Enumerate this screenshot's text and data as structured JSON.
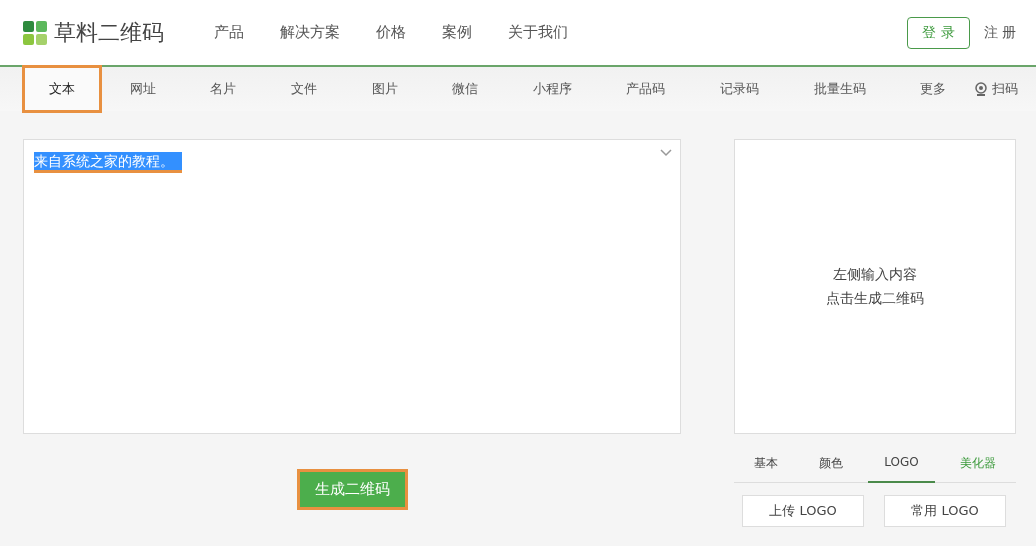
{
  "header": {
    "logo": "草料二维码",
    "nav": [
      "产品",
      "解决方案",
      "价格",
      "案例",
      "关于我们"
    ],
    "login": "登 录",
    "register": "注 册"
  },
  "tabs": [
    {
      "label": "文本",
      "selected": true,
      "annotated": true
    },
    {
      "label": "网址",
      "selected": false,
      "annotated": false
    },
    {
      "label": "名片",
      "selected": false,
      "annotated": false
    },
    {
      "label": "文件",
      "selected": false,
      "annotated": false
    },
    {
      "label": "图片",
      "selected": false,
      "annotated": false
    },
    {
      "label": "微信",
      "selected": false,
      "annotated": false
    },
    {
      "label": "小程序",
      "selected": false,
      "annotated": false
    },
    {
      "label": "产品码",
      "selected": false,
      "annotated": false
    },
    {
      "label": "记录码",
      "selected": false,
      "annotated": false
    },
    {
      "label": "批量生码",
      "selected": false,
      "annotated": false
    },
    {
      "label": "更多",
      "selected": false,
      "annotated": false
    }
  ],
  "scan": "扫码",
  "editor": {
    "value": "来自系统之家的教程。",
    "text_selected": true,
    "annotated": true
  },
  "generate_button": {
    "label": "生成二维码",
    "annotated": true
  },
  "preview": {
    "lines": [
      "左侧输入内容",
      "点击生成二维码"
    ]
  },
  "settings_tabs": [
    {
      "label": "基本",
      "selected": false,
      "kind": "tab"
    },
    {
      "label": "颜色",
      "selected": false,
      "kind": "tab"
    },
    {
      "label": "LOGO",
      "selected": true,
      "kind": "tab"
    },
    {
      "label": "美化器",
      "selected": false,
      "kind": "link"
    }
  ],
  "logo_buttons": [
    "上传 LOGO",
    "常用 LOGO"
  ]
}
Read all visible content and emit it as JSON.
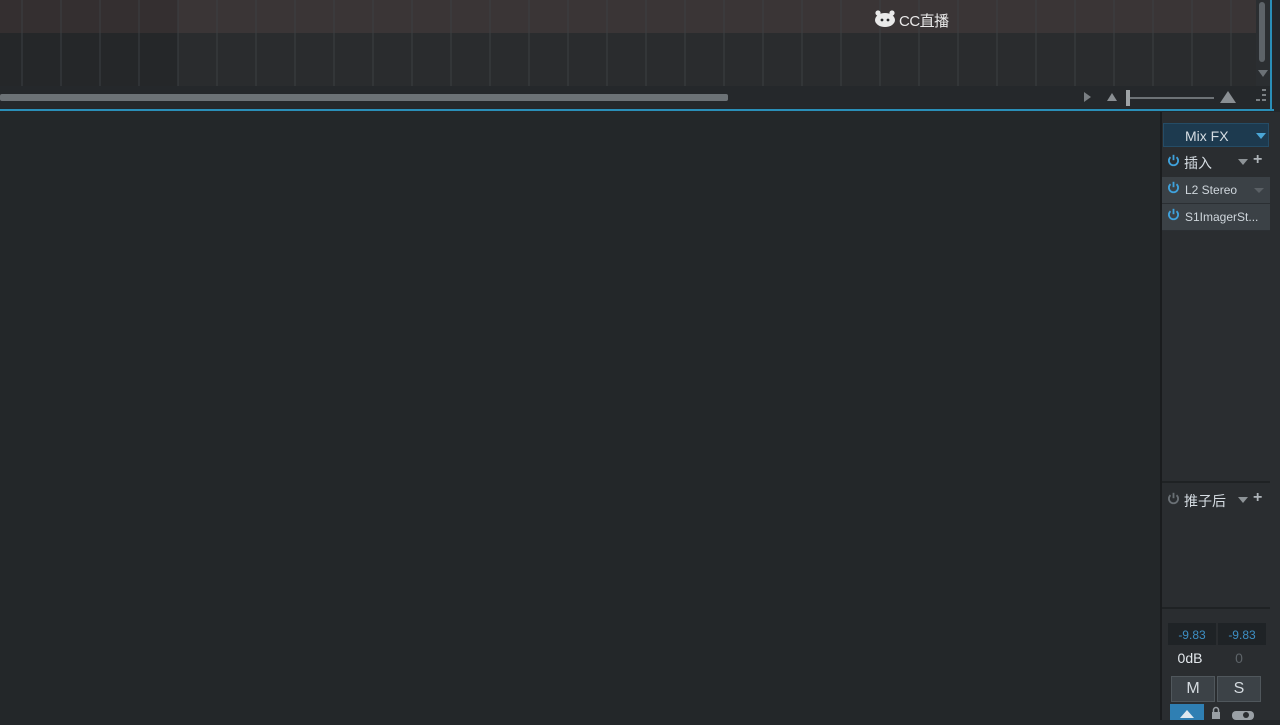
{
  "watermark": {
    "text": "CC直播"
  },
  "mixer": {
    "mixfx_label": "Mix FX",
    "inserts_label": "插入",
    "post_fader_label": "推子后",
    "inserts": [
      {
        "name": "L2 Stereo"
      },
      {
        "name": "S1ImagerSt..."
      }
    ],
    "meter_left": "-9.83",
    "meter_right": "-9.83",
    "volume": "0dB",
    "pan": "0",
    "mute_label": "M",
    "solo_label": "S"
  },
  "colors": {
    "accent": "#2a8fb8",
    "power_on": "#3fa2dd",
    "meter_text": "#3d8fc4",
    "panel_bg": "#2a2d30",
    "main_bg": "#232729"
  },
  "icons": [
    "cc-logo-icon",
    "power-icon",
    "dropdown-arrow-icon",
    "plus-icon",
    "play-arrow-icon",
    "zoom-out-icon",
    "zoom-in-icon",
    "grip-icon"
  ]
}
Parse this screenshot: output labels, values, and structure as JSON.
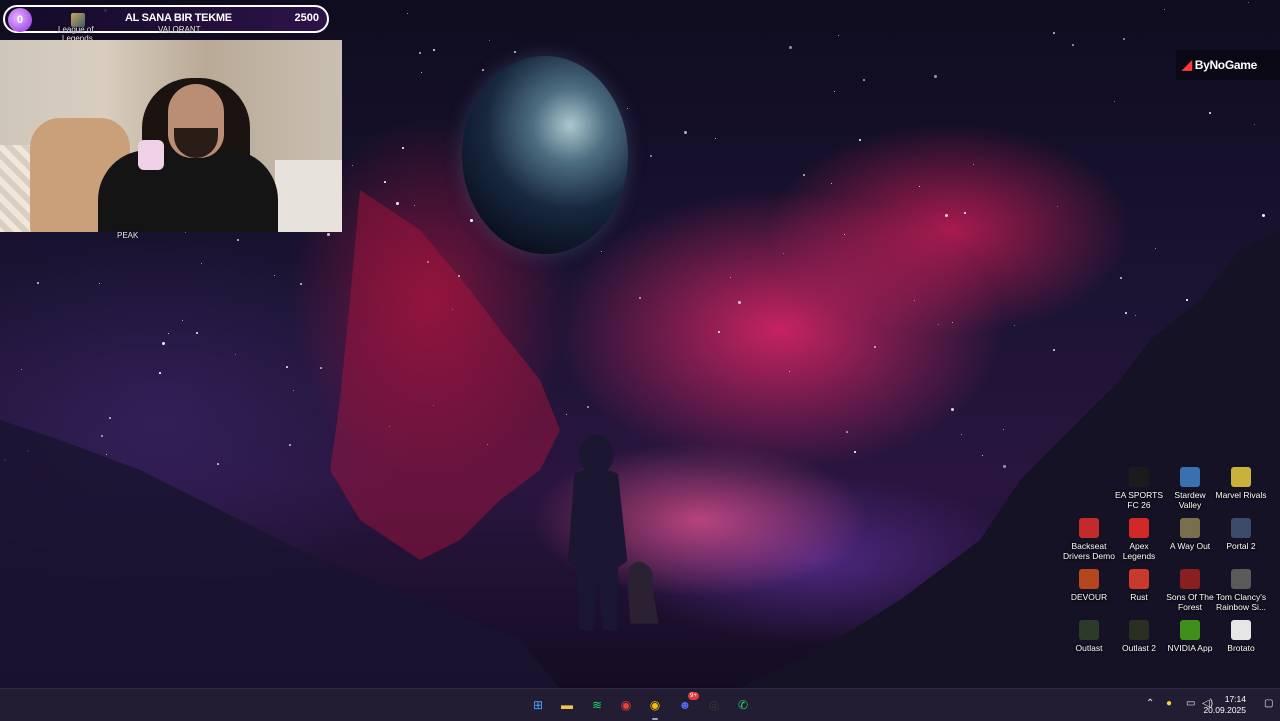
{
  "overlay": {
    "alert_avatar_label": "0",
    "alert_title": "AL SANA BIR TEKME",
    "alert_amount": "2500",
    "game_top_label_1": "League of",
    "game_top_label_2": "Legends",
    "game_top_label_3": "VALORANT",
    "game_under_cam": "PEAK"
  },
  "brand": {
    "name": "ByNoGame"
  },
  "desktop_icons": [
    {
      "label": "EA SPORTS FC 26",
      "icon": "ea-fc-icon",
      "color": "#1b1b1b"
    },
    {
      "label": "Stardew Valley",
      "icon": "stardew-icon",
      "color": "#3a6fb0"
    },
    {
      "label": "Marvel Rivals",
      "icon": "marvel-rivals-icon",
      "color": "#c9b13a"
    },
    {
      "label": "Backseat Drivers Demo",
      "icon": "backseat-drivers-icon",
      "color": "#c42a2a"
    },
    {
      "label": "Apex Legends",
      "icon": "apex-icon",
      "color": "#d22828"
    },
    {
      "label": "A Way Out",
      "icon": "a-way-out-icon",
      "color": "#7a6f4a"
    },
    {
      "label": "Portal 2",
      "icon": "portal2-icon",
      "color": "#3b4c6b"
    },
    {
      "label": "DEVOUR",
      "icon": "devour-icon",
      "color": "#b5471e"
    },
    {
      "label": "Rust",
      "icon": "rust-icon",
      "color": "#c83a2a"
    },
    {
      "label": "Sons Of The Forest",
      "icon": "sons-forest-icon",
      "color": "#8a1f1f"
    },
    {
      "label": "Tom Clancy's Rainbow Si...",
      "icon": "rainbow-six-icon",
      "color": "#5a5a5a"
    },
    {
      "label": "Outlast",
      "icon": "outlast-icon",
      "color": "#2c3a2a"
    },
    {
      "label": "Outlast 2",
      "icon": "outlast2-icon",
      "color": "#2a2f24"
    },
    {
      "label": "NVIDIA App",
      "icon": "nvidia-icon",
      "color": "#3f8f1a"
    },
    {
      "label": "Brotato",
      "icon": "brotato-icon",
      "color": "#e6e6e6"
    }
  ],
  "taskbar": {
    "apps": [
      {
        "name": "start-button",
        "glyph": "⊞",
        "color": "#4aa3ff"
      },
      {
        "name": "file-explorer-icon",
        "glyph": "▬",
        "color": "#f3c44b"
      },
      {
        "name": "spotify-icon",
        "glyph": "≋",
        "color": "#1ed760"
      },
      {
        "name": "chrome-icon",
        "glyph": "◉",
        "color": "#ea4335"
      },
      {
        "name": "chrome-alt-icon",
        "glyph": "◉",
        "color": "#fbbc05"
      },
      {
        "name": "discord-icon",
        "glyph": "☻",
        "color": "#5865f2"
      },
      {
        "name": "obs-icon",
        "glyph": "◎",
        "color": "#3a3a3a"
      },
      {
        "name": "whatsapp-icon",
        "glyph": "✆",
        "color": "#25d366"
      }
    ],
    "discord_badge": "9+",
    "time": "17:14",
    "date": "20.09.2025"
  }
}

■ TASK OBJECTIVE ■
Using the listing above, list every line in which the string "chrome" occurs.

■ ANSWER IN FULL ■
        "name": "chrome-icon",
        "name": "chrome-alt-icon",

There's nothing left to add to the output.